## What the task requires
Pull out every line below that holds the word "fragment".

▼

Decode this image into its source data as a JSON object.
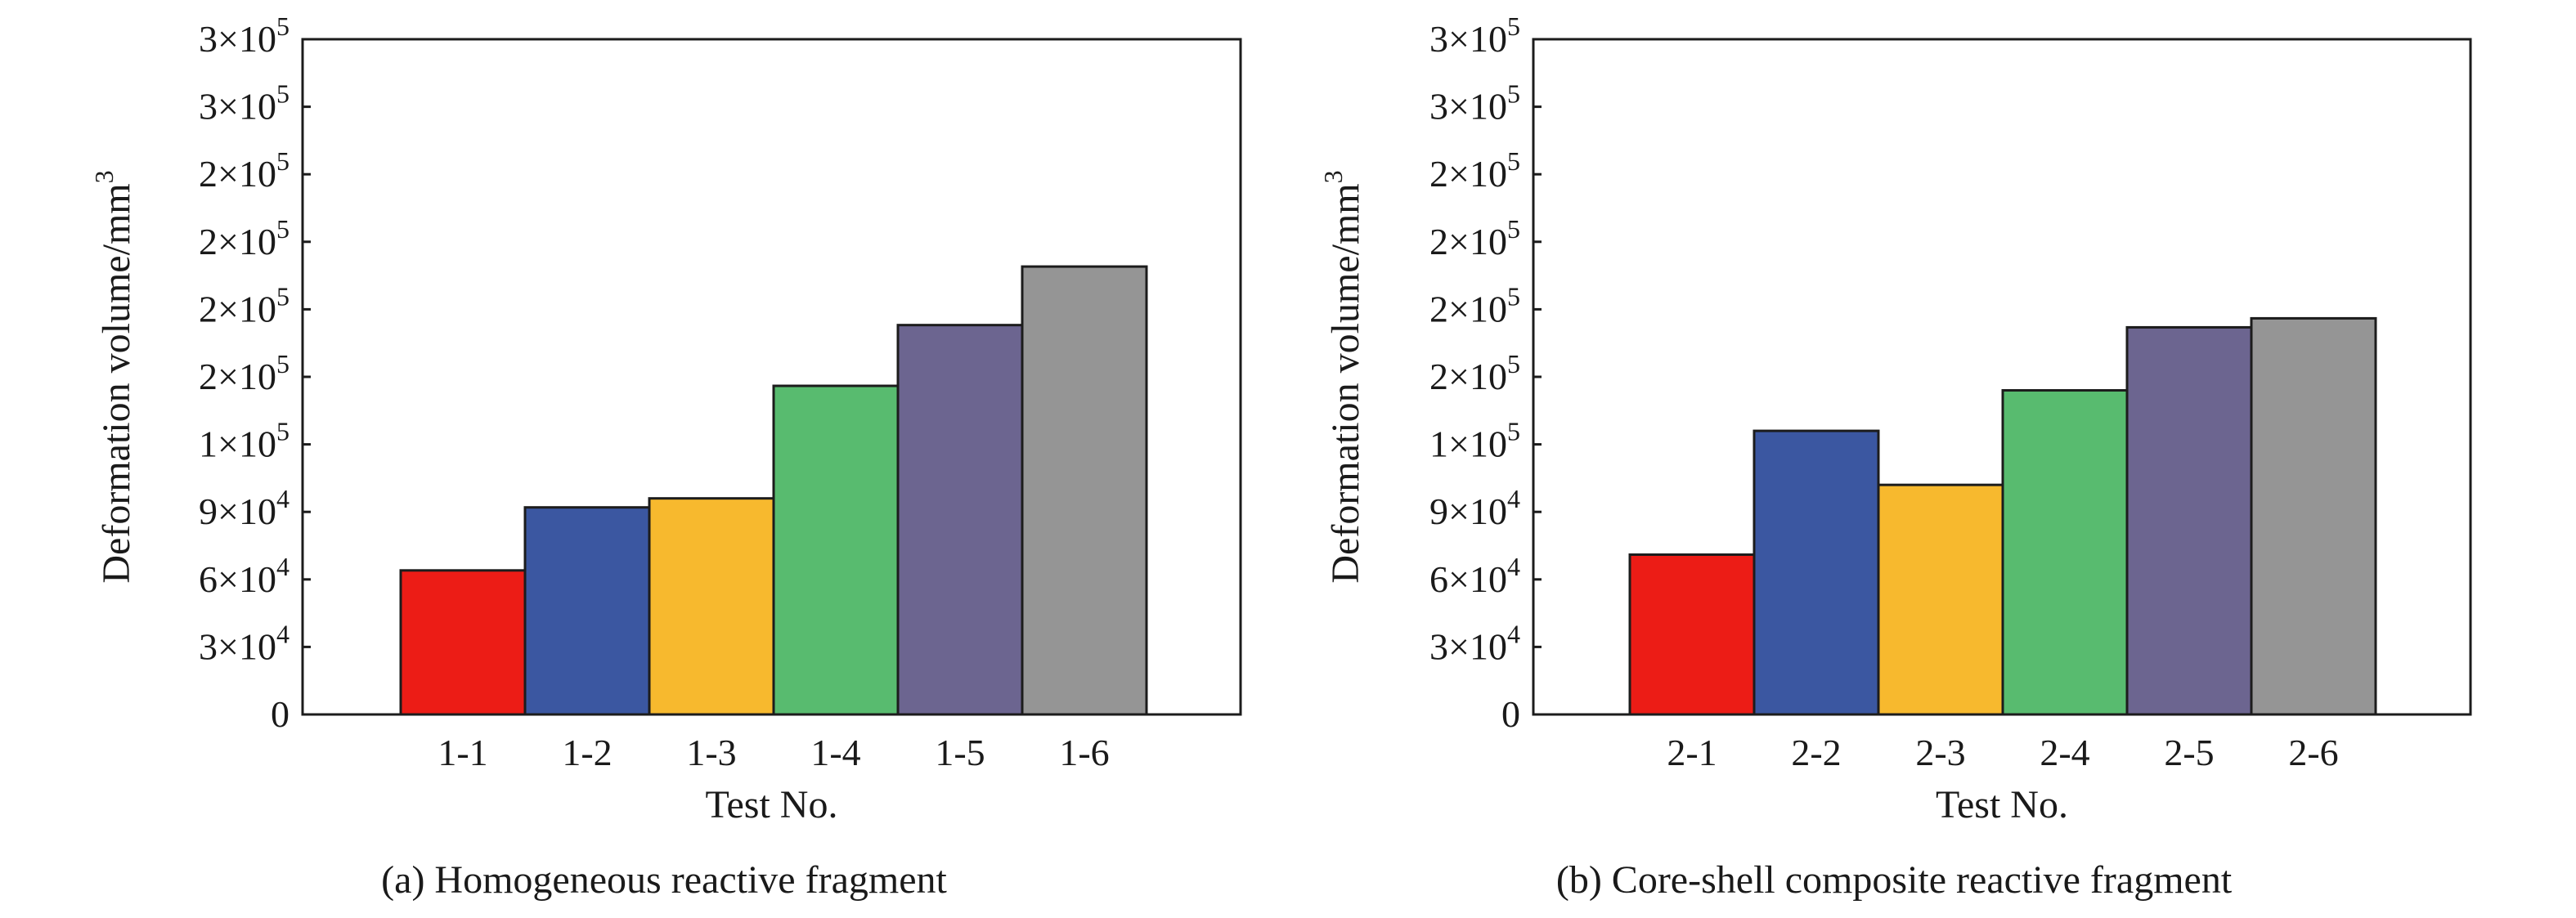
{
  "chart_data": [
    {
      "type": "bar",
      "caption": "(a) Homogeneous reactive fragment",
      "xlabel": "Test No.",
      "ylabel": "Deformation volume/mm³",
      "ylabel_base": "Deformation volume/mm",
      "ylabel_sup": "3",
      "categories": [
        "1-1",
        "1-2",
        "1-3",
        "1-4",
        "1-5",
        "1-6"
      ],
      "values": [
        64000,
        92000,
        96000,
        146000,
        173000,
        199000
      ],
      "colors": [
        "#ec1c16",
        "#3b57a1",
        "#f7b92e",
        "#58bb6f",
        "#6c6590",
        "#959595"
      ],
      "ylim": [
        0,
        300000
      ],
      "ytick_values": [
        0,
        30000,
        60000,
        90000,
        120000,
        150000,
        180000,
        210000,
        240000,
        270000,
        300000
      ],
      "ytick_labels": [
        {
          "mantissa": "0",
          "exp": ""
        },
        {
          "mantissa": "3×10",
          "exp": "4"
        },
        {
          "mantissa": "6×10",
          "exp": "4"
        },
        {
          "mantissa": "9×10",
          "exp": "4"
        },
        {
          "mantissa": "1×10",
          "exp": "5"
        },
        {
          "mantissa": "2×10",
          "exp": "5"
        },
        {
          "mantissa": "2×10",
          "exp": "5"
        },
        {
          "mantissa": "2×10",
          "exp": "5"
        },
        {
          "mantissa": "2×10",
          "exp": "5"
        },
        {
          "mantissa": "3×10",
          "exp": "5"
        },
        {
          "mantissa": "3×10",
          "exp": "5"
        }
      ],
      "grid": false,
      "legend": "none"
    },
    {
      "type": "bar",
      "caption": "(b) Core-shell composite reactive fragment",
      "xlabel": "Test No.",
      "ylabel": "Deformation volume/mm³",
      "ylabel_base": "Deformation volume/mm",
      "ylabel_sup": "3",
      "categories": [
        "2-1",
        "2-2",
        "2-3",
        "2-4",
        "2-5",
        "2-6"
      ],
      "values": [
        71000,
        126000,
        102000,
        144000,
        172000,
        176000
      ],
      "colors": [
        "#ec1c16",
        "#3b57a1",
        "#f7b92e",
        "#58bb6f",
        "#6c6590",
        "#959595"
      ],
      "ylim": [
        0,
        300000
      ],
      "ytick_values": [
        0,
        30000,
        60000,
        90000,
        120000,
        150000,
        180000,
        210000,
        240000,
        270000,
        300000
      ],
      "ytick_labels": [
        {
          "mantissa": "0",
          "exp": ""
        },
        {
          "mantissa": "3×10",
          "exp": "4"
        },
        {
          "mantissa": "6×10",
          "exp": "4"
        },
        {
          "mantissa": "9×10",
          "exp": "4"
        },
        {
          "mantissa": "1×10",
          "exp": "5"
        },
        {
          "mantissa": "2×10",
          "exp": "5"
        },
        {
          "mantissa": "2×10",
          "exp": "5"
        },
        {
          "mantissa": "2×10",
          "exp": "5"
        },
        {
          "mantissa": "2×10",
          "exp": "5"
        },
        {
          "mantissa": "3×10",
          "exp": "5"
        },
        {
          "mantissa": "3×10",
          "exp": "5"
        }
      ],
      "grid": false,
      "legend": "none"
    }
  ]
}
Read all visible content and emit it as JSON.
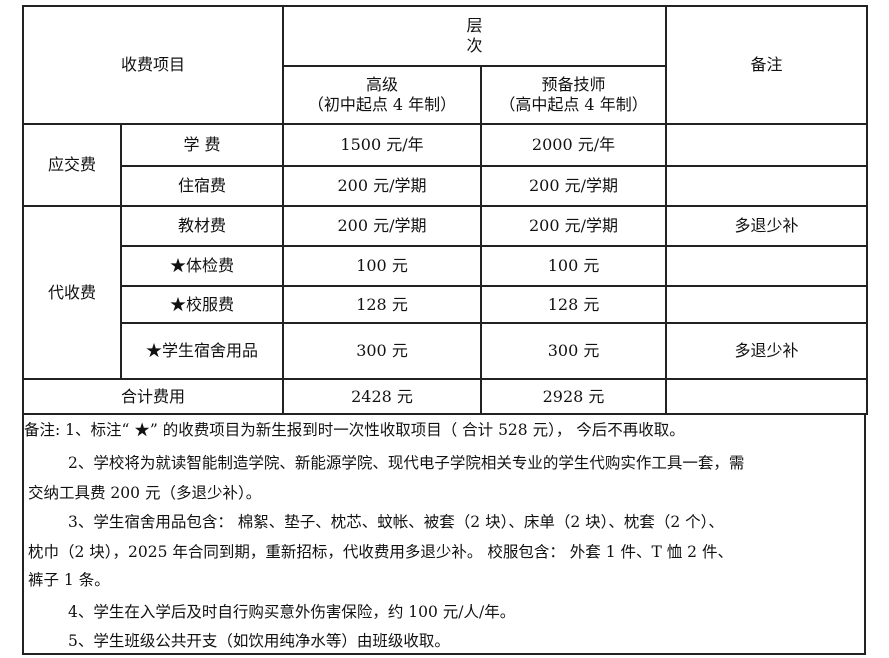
{
  "header": {
    "item": "收费项目",
    "level_line1": "层",
    "level_line2": "次",
    "remarks": "备注",
    "col1_title": "高级",
    "col1_sub": "（初中起点 4 年制）",
    "col2_title": "预备技师",
    "col2_sub": "（高中起点 4 年制）"
  },
  "groups": {
    "required": "应交费",
    "collected": "代收费"
  },
  "rows": [
    {
      "item": "学  费",
      "senior": "1500 元/年",
      "technician": "2000 元/年",
      "remark": ""
    },
    {
      "item": "住宿费",
      "senior": "200 元/学期",
      "technician": "200 元/学期",
      "remark": ""
    },
    {
      "item": "教材费",
      "senior": "200 元/学期",
      "technician": "200 元/学期",
      "remark": "多退少补"
    },
    {
      "item": "★体检费",
      "senior": "100 元",
      "technician": "100 元",
      "remark": ""
    },
    {
      "item": "★校服费",
      "senior": "128 元",
      "technician": "128 元",
      "remark": ""
    },
    {
      "item": "★学生宿舍用品",
      "senior": "300 元",
      "technician": "300 元",
      "remark": "多退少补"
    }
  ],
  "total": {
    "label": "合计费用",
    "senior": "2428 元",
    "technician": "2928 元",
    "remark": ""
  },
  "notes": [
    "备注: 1、标注“ ★” 的收费项目为新生报到时一次性收取项目（ 合计 528 元）， 今后不再收取。",
    "2、学校将为就读智能制造学院、新能源学院、现代电子学院相关专业的学生代购实作工具一套，需",
    "交纳工具费 200 元（多退少补）。",
    "3、学生宿舍用品包含： 棉絮、垫子、枕芯、蚊帐、被套（2 块）、床单（2 块）、枕套（2 个）、",
    "枕巾（2 块），2025 年合同到期，重新招标，代收费用多退少补。 校服包含： 外套 1 件、T 恤 2 件、",
    "裤子 1 条。",
    "4、学生在入学后及时自行购买意外伤害保险，约 100 元/人/年。",
    "5、学生班级公共开支（如饮用纯净水等）由班级收取。"
  ]
}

▲

## Finished answer
      "caption": "(a) Homogeneous reactive fragment",
      "caption": "(b) Core-shell composite reactive fragment",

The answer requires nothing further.